═════ Data to use ═════

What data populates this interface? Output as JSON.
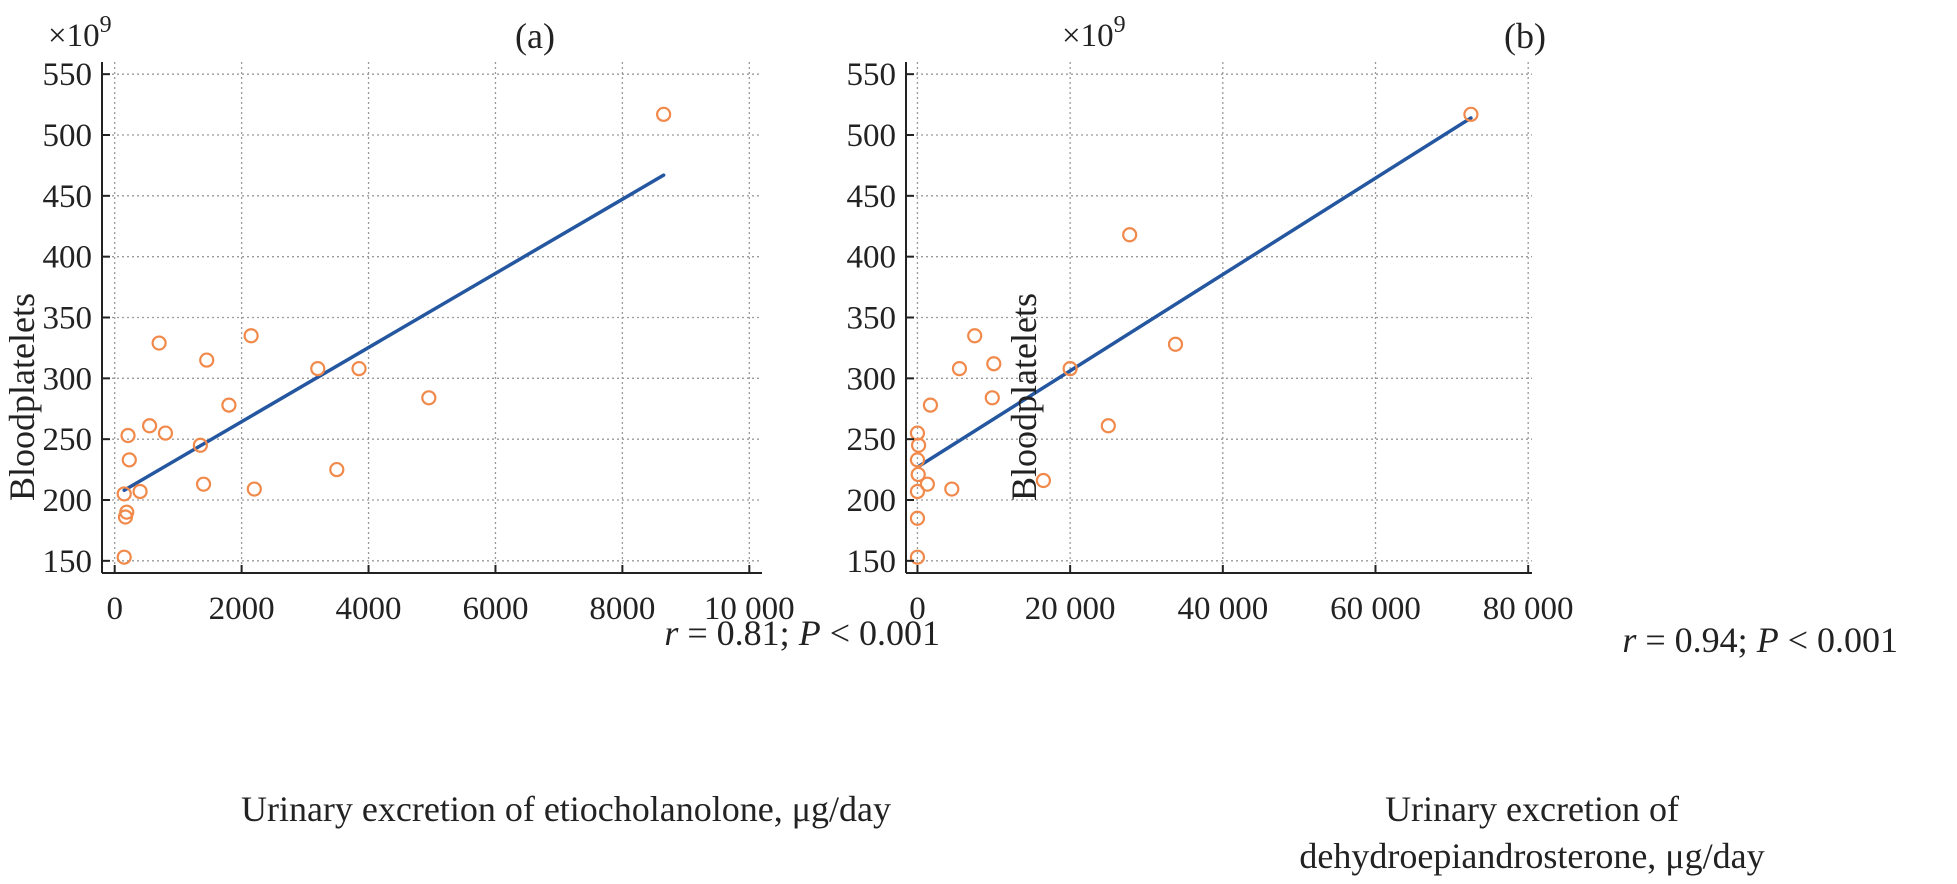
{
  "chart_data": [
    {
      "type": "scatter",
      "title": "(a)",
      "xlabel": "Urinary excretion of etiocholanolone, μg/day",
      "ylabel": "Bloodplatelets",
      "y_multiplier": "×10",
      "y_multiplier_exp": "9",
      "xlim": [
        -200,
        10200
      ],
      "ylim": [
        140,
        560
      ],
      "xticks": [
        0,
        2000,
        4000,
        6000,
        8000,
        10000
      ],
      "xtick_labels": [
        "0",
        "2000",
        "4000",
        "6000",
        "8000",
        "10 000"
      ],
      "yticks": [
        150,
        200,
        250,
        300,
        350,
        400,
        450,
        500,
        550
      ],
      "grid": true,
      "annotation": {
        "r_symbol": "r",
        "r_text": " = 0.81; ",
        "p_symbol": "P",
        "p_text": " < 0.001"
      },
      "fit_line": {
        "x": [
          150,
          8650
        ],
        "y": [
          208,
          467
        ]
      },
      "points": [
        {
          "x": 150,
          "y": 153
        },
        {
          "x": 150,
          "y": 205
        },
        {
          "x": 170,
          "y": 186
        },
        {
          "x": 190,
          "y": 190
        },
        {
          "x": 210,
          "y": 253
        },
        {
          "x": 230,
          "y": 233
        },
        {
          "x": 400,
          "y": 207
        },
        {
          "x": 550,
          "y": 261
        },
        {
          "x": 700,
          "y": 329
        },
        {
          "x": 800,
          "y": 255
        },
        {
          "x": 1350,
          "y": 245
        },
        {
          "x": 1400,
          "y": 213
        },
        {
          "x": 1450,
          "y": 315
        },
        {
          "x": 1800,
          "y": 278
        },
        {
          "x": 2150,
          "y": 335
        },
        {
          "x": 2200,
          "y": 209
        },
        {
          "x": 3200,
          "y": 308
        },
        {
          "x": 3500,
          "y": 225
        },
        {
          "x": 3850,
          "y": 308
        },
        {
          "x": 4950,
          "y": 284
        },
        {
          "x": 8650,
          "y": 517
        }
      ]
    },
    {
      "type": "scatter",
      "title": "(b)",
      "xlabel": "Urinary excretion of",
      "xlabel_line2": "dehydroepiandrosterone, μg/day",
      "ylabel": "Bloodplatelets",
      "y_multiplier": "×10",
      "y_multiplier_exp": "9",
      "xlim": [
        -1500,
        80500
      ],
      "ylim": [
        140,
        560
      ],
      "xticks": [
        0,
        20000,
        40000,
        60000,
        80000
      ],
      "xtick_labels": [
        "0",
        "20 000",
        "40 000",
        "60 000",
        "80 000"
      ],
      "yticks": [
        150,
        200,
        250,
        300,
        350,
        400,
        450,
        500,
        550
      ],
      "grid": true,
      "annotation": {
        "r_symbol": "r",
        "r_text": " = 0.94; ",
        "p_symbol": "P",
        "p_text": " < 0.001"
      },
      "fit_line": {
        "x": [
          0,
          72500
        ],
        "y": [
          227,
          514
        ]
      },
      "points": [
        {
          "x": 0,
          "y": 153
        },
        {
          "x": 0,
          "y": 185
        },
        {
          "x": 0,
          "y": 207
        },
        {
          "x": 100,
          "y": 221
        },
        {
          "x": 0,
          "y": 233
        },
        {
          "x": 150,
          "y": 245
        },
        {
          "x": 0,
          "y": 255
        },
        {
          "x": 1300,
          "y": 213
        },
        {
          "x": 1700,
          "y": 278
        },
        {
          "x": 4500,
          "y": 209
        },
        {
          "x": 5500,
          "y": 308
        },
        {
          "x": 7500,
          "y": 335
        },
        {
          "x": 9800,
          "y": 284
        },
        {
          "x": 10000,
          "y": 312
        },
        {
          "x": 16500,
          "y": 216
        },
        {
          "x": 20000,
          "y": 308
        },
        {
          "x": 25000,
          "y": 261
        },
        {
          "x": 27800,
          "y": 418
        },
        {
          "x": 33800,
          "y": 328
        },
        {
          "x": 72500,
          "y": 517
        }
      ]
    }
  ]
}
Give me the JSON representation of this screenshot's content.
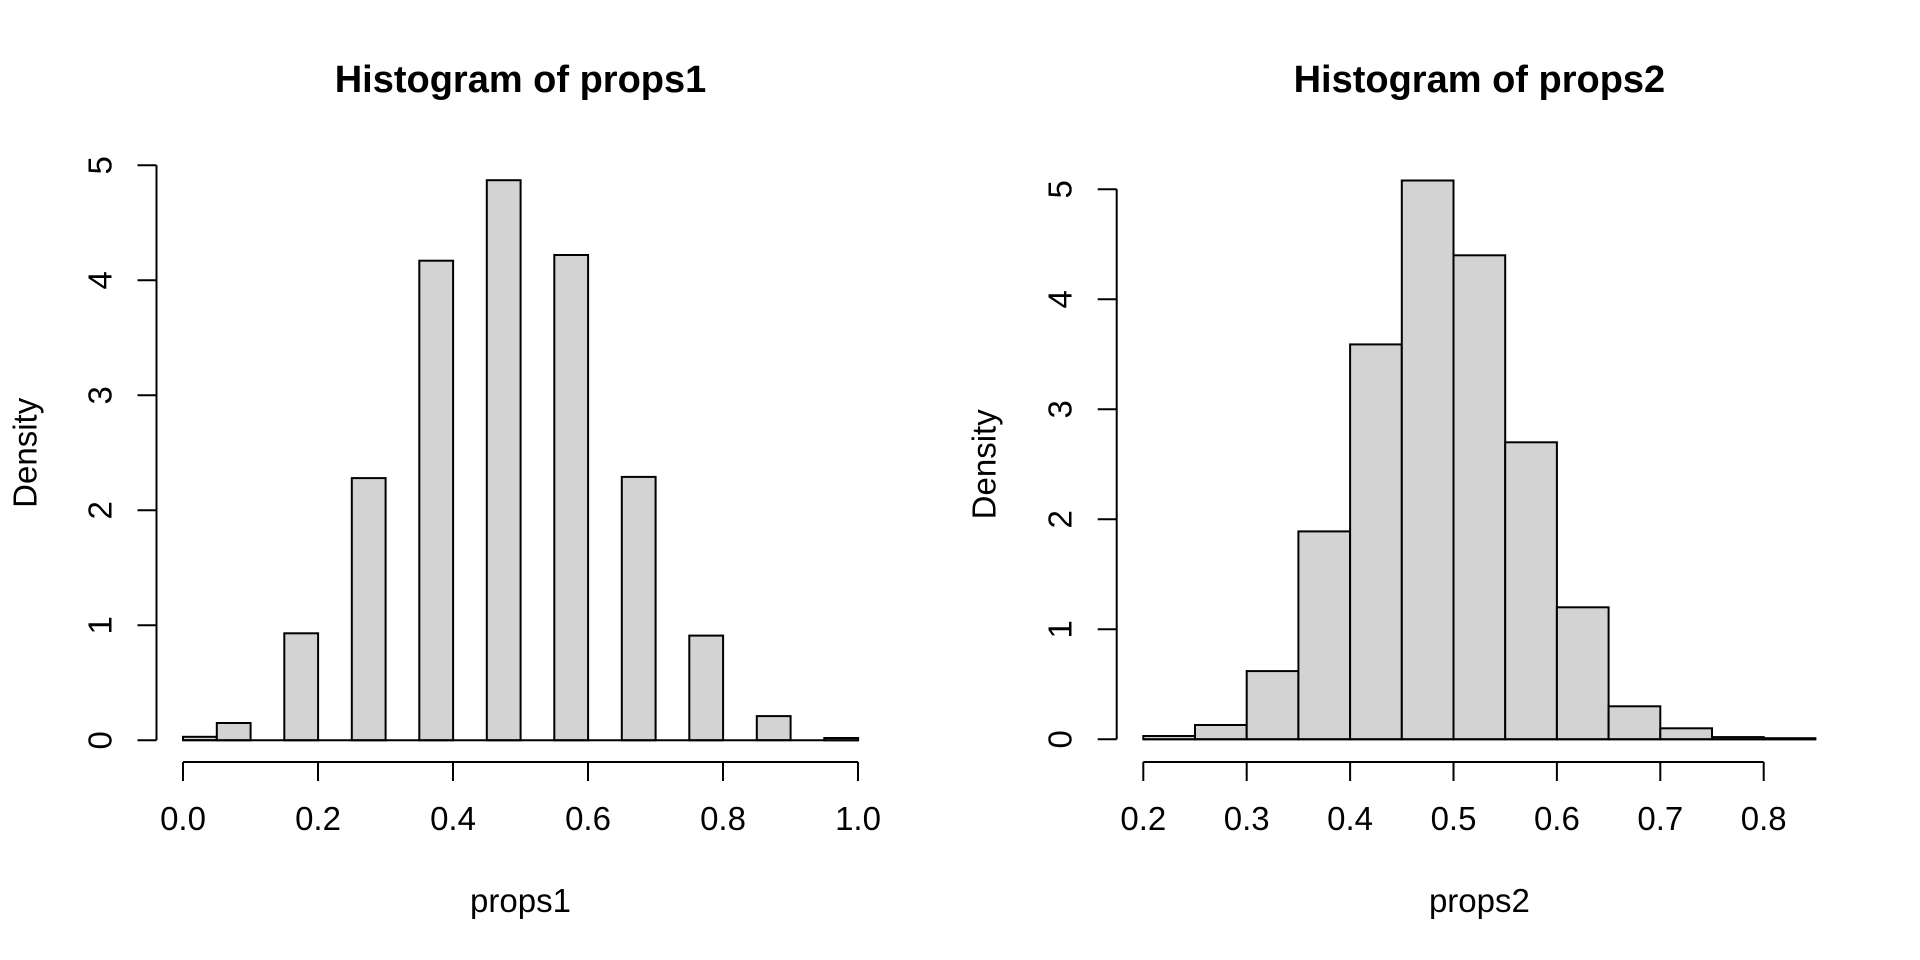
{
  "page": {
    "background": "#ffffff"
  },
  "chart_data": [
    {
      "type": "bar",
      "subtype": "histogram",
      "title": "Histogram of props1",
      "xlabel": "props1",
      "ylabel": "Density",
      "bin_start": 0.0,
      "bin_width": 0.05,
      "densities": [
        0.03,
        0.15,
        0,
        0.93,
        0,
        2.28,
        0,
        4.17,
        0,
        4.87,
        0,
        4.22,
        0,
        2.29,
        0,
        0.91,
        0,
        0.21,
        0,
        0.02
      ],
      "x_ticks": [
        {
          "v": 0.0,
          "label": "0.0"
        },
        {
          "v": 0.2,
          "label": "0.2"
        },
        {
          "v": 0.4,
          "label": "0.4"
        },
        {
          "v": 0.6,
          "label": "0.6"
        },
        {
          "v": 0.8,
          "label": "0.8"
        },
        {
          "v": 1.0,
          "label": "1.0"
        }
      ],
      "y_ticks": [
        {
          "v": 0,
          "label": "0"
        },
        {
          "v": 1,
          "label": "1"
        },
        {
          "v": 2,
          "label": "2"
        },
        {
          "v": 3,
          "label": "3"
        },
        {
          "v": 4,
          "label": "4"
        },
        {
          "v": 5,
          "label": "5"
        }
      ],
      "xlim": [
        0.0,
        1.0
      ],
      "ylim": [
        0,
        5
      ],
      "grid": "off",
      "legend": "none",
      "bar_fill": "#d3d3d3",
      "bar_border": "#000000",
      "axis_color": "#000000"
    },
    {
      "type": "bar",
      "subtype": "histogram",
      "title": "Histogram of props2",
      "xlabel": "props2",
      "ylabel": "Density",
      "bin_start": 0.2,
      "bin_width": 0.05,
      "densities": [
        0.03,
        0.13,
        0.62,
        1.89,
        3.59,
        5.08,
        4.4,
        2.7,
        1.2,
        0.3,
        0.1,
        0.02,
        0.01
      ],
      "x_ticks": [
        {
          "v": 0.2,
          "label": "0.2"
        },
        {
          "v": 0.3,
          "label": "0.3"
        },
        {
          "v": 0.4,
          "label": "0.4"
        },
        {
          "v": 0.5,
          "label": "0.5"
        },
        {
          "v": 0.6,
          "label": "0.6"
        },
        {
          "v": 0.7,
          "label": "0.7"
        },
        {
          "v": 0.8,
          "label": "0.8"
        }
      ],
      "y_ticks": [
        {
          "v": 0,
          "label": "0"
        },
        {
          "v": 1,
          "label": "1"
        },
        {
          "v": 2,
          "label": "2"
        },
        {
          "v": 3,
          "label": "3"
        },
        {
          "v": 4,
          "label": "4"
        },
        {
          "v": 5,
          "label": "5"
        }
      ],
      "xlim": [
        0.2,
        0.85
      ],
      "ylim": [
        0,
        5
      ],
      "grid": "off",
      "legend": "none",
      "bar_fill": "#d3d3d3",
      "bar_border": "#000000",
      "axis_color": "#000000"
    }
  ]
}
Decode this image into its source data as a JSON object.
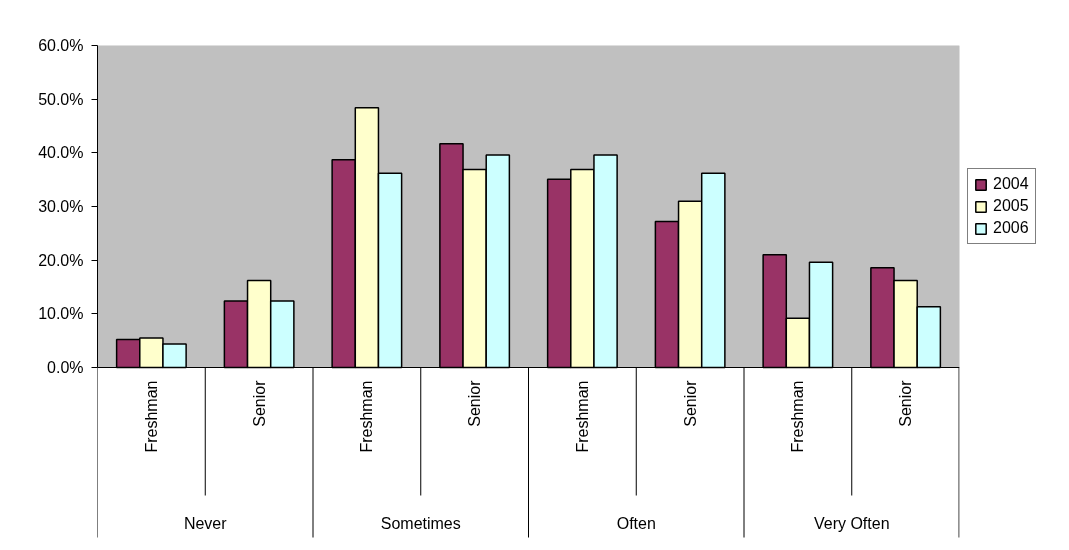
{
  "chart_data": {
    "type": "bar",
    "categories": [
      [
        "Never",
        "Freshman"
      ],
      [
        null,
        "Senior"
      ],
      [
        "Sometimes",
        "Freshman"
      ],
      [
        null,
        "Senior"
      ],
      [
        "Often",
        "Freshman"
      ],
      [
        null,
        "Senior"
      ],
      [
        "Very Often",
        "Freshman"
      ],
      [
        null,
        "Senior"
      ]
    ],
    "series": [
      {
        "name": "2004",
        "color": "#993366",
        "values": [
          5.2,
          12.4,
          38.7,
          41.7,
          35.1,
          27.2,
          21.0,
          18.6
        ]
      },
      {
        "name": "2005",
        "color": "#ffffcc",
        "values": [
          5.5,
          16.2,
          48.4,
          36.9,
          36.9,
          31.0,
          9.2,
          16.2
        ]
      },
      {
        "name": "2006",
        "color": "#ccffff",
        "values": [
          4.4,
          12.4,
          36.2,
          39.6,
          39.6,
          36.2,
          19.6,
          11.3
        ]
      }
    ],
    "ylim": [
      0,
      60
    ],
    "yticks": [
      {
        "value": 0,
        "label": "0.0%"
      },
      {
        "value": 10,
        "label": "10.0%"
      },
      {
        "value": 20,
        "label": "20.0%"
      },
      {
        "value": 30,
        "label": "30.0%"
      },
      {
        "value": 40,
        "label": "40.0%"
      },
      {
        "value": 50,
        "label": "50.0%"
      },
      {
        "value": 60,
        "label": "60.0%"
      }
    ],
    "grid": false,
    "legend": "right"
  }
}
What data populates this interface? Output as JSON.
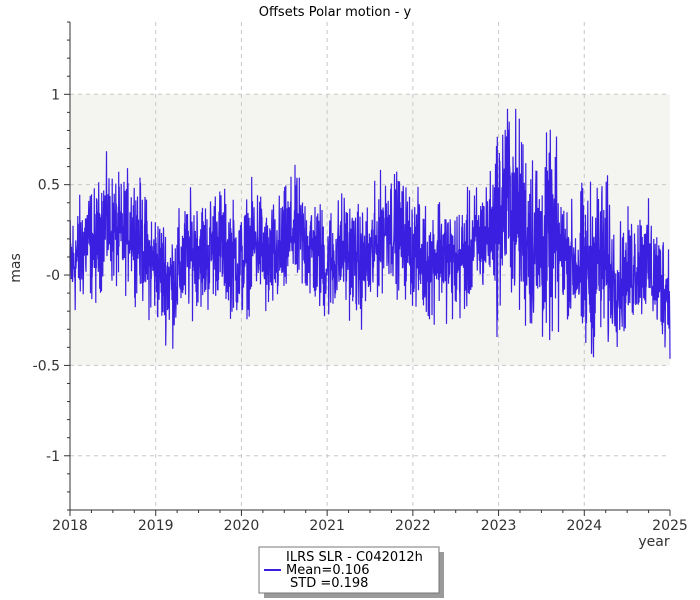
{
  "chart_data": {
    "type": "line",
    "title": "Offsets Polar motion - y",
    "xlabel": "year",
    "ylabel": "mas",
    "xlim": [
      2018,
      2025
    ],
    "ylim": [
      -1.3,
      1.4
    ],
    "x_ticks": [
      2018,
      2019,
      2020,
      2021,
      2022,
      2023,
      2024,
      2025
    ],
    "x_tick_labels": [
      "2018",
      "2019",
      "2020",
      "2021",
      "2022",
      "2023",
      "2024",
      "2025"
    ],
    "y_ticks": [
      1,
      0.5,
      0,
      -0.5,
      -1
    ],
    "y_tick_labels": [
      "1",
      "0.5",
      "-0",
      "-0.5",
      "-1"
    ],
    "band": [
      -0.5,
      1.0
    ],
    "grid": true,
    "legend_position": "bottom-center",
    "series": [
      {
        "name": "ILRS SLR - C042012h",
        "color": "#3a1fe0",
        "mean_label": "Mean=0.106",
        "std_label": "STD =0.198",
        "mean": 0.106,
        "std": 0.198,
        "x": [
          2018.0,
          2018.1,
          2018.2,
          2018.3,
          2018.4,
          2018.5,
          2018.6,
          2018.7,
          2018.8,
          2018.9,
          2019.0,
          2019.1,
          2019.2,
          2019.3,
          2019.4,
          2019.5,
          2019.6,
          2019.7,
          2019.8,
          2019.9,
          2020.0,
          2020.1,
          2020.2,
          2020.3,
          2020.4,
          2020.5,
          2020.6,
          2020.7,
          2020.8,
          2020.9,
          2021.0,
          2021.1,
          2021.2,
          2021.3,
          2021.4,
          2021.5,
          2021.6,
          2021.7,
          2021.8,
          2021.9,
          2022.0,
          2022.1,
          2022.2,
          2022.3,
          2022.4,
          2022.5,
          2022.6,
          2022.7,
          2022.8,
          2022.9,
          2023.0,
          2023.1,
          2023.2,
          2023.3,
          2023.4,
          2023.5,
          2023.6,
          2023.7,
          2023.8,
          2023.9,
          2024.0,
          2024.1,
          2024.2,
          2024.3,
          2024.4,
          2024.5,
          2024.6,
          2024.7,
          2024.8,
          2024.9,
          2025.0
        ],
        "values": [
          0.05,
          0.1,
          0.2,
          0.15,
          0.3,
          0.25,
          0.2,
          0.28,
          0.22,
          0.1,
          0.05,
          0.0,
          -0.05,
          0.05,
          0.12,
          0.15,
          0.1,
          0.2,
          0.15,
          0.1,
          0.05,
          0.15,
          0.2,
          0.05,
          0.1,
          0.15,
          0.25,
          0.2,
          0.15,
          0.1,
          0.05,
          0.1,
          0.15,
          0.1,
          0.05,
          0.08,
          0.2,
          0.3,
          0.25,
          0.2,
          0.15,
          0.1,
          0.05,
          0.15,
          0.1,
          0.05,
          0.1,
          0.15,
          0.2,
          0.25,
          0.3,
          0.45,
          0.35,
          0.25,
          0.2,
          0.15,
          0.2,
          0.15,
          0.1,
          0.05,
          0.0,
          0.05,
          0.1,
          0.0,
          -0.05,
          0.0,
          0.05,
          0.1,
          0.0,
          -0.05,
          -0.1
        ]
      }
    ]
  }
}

═════

• Problem: Tally the lines of the data that hold the string "name". Answer with the number and nothing more.

• Complete output: 4